Aim of the task. Identify the lines that contain the word "Economic", then copy them.

Input data.
----------
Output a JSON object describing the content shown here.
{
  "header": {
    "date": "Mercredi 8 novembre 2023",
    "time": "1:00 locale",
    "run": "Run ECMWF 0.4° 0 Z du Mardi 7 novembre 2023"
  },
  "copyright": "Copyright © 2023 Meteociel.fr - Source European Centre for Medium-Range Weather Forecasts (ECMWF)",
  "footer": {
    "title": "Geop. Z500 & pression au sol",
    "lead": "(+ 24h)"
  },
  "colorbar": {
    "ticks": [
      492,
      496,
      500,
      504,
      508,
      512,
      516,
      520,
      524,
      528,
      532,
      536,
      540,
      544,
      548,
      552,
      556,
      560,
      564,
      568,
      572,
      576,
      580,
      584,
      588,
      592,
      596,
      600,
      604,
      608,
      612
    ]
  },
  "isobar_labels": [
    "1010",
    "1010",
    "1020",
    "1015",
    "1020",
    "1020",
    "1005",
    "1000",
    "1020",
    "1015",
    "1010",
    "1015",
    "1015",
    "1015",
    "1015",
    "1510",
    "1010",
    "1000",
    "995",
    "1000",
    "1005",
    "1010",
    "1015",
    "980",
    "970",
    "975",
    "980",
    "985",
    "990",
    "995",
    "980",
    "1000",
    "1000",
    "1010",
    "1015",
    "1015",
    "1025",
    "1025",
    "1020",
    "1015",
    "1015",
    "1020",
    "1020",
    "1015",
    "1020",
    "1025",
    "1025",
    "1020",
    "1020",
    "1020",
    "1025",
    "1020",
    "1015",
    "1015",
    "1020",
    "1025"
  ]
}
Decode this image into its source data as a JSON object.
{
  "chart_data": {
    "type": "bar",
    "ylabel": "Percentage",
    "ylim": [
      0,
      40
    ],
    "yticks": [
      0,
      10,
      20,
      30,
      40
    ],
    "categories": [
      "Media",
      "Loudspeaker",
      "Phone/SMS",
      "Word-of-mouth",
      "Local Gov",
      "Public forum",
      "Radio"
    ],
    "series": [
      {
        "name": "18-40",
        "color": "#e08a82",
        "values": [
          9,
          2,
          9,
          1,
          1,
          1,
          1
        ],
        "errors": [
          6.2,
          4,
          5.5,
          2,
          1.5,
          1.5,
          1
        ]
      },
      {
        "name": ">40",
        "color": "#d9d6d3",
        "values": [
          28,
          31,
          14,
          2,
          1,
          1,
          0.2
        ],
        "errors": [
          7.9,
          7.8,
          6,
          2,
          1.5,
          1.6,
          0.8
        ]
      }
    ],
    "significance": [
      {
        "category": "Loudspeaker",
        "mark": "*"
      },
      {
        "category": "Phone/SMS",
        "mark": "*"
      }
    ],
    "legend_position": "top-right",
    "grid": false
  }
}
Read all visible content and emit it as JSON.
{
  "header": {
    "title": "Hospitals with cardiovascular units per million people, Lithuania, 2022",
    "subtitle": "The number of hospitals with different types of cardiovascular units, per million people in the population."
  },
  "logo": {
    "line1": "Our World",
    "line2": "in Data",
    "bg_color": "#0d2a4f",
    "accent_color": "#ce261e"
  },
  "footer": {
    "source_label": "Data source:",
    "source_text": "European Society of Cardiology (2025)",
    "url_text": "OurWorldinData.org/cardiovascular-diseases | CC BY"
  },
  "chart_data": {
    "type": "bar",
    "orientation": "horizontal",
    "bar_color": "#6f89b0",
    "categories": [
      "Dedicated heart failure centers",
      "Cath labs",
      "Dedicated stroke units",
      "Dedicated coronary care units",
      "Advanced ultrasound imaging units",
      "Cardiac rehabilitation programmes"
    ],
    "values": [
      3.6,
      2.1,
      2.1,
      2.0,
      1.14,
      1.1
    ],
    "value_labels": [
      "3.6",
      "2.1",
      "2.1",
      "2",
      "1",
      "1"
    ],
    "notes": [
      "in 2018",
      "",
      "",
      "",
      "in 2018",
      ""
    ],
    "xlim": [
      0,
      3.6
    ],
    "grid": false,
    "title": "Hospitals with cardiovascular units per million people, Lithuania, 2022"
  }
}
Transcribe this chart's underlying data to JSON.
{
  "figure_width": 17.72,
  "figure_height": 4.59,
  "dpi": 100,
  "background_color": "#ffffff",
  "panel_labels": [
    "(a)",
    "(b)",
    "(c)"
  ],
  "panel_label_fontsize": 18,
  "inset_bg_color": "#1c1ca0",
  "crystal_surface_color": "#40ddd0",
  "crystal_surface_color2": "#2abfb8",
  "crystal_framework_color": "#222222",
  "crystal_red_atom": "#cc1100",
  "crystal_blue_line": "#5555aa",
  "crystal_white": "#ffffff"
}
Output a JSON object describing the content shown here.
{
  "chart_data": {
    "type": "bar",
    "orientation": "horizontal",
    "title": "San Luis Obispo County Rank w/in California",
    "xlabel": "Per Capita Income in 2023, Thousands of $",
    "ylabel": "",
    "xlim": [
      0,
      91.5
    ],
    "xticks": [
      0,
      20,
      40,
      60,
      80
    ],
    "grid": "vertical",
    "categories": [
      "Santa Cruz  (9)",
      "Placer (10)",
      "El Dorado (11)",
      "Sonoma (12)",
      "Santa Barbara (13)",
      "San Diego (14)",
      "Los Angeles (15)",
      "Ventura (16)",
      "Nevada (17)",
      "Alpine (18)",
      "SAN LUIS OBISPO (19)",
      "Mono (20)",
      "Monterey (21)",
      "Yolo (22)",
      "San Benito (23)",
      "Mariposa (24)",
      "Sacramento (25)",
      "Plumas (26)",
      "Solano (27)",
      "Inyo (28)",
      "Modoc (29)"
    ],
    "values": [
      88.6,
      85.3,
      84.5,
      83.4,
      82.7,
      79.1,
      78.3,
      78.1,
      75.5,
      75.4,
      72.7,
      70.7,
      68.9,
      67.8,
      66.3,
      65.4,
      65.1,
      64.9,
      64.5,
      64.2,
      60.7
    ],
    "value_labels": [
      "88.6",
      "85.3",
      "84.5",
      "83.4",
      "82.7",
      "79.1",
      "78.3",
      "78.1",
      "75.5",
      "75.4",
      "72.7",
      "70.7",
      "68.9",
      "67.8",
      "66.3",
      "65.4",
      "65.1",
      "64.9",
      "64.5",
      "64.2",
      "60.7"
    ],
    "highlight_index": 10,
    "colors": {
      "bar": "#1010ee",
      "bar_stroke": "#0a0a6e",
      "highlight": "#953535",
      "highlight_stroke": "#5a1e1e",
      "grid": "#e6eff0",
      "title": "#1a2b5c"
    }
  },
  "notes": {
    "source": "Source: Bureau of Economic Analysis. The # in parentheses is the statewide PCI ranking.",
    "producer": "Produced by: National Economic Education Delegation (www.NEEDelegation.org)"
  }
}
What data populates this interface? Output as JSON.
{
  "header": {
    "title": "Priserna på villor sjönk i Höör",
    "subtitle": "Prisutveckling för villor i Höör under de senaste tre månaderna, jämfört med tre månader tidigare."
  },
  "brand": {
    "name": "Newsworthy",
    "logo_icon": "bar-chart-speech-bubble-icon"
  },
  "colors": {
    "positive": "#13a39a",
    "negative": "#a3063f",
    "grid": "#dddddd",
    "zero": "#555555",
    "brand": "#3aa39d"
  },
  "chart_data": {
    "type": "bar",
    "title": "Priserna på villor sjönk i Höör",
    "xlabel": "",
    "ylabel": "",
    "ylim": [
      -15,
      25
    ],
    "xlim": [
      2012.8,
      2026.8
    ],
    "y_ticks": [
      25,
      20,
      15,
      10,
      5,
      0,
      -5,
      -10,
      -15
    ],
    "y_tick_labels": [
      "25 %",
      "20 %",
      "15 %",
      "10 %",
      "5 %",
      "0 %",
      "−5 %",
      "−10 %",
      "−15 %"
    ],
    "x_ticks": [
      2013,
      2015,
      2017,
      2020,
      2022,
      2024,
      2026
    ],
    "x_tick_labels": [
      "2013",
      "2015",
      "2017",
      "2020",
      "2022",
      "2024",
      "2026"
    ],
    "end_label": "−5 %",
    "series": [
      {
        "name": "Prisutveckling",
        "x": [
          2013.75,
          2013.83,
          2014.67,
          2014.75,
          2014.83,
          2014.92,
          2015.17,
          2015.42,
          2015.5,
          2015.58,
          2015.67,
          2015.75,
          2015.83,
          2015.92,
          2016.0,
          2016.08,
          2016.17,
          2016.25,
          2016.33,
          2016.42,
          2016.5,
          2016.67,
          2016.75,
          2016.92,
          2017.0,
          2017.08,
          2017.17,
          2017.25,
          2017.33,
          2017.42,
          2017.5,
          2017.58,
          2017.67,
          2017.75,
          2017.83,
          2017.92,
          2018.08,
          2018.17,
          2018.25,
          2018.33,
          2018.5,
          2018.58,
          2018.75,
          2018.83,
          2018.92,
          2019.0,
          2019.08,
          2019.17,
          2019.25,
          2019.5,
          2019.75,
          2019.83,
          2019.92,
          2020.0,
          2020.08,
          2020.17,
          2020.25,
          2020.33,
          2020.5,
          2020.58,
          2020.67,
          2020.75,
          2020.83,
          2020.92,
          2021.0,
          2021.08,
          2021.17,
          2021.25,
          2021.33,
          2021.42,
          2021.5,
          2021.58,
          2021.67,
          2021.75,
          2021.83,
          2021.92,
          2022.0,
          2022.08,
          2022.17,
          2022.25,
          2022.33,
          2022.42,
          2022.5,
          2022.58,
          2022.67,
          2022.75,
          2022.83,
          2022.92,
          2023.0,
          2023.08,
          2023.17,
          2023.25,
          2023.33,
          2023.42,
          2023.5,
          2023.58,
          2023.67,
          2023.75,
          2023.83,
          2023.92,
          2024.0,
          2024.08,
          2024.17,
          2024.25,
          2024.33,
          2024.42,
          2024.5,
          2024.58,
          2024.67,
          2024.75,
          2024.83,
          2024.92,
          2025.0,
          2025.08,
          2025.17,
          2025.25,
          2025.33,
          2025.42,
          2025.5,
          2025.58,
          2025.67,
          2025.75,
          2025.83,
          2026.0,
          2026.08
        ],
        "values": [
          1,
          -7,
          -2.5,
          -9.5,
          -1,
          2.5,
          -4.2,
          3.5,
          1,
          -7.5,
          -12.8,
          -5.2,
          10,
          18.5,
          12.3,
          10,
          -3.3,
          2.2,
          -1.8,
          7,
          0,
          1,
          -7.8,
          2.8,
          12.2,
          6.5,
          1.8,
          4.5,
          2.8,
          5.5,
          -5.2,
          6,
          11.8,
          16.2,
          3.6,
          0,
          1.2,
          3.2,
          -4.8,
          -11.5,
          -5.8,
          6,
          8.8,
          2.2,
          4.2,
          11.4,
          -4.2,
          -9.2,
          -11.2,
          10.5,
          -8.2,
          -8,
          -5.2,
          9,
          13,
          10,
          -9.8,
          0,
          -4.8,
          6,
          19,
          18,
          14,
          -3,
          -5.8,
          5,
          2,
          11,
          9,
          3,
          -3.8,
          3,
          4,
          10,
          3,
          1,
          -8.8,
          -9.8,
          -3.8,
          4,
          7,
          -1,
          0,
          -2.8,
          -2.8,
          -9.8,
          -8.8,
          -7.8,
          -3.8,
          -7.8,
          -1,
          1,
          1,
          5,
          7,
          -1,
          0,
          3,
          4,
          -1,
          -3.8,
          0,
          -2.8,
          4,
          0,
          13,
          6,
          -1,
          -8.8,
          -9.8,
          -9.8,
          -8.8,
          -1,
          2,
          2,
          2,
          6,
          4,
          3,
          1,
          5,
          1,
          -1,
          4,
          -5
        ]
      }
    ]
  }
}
----------
Task answer.
    "source": "Source: Bureau of Economic Analysis. The # in parentheses is the statewide PCI ranking.",
    "producer": "Produced by: National Economic Education Delegation (www.NEEDelegation.org)"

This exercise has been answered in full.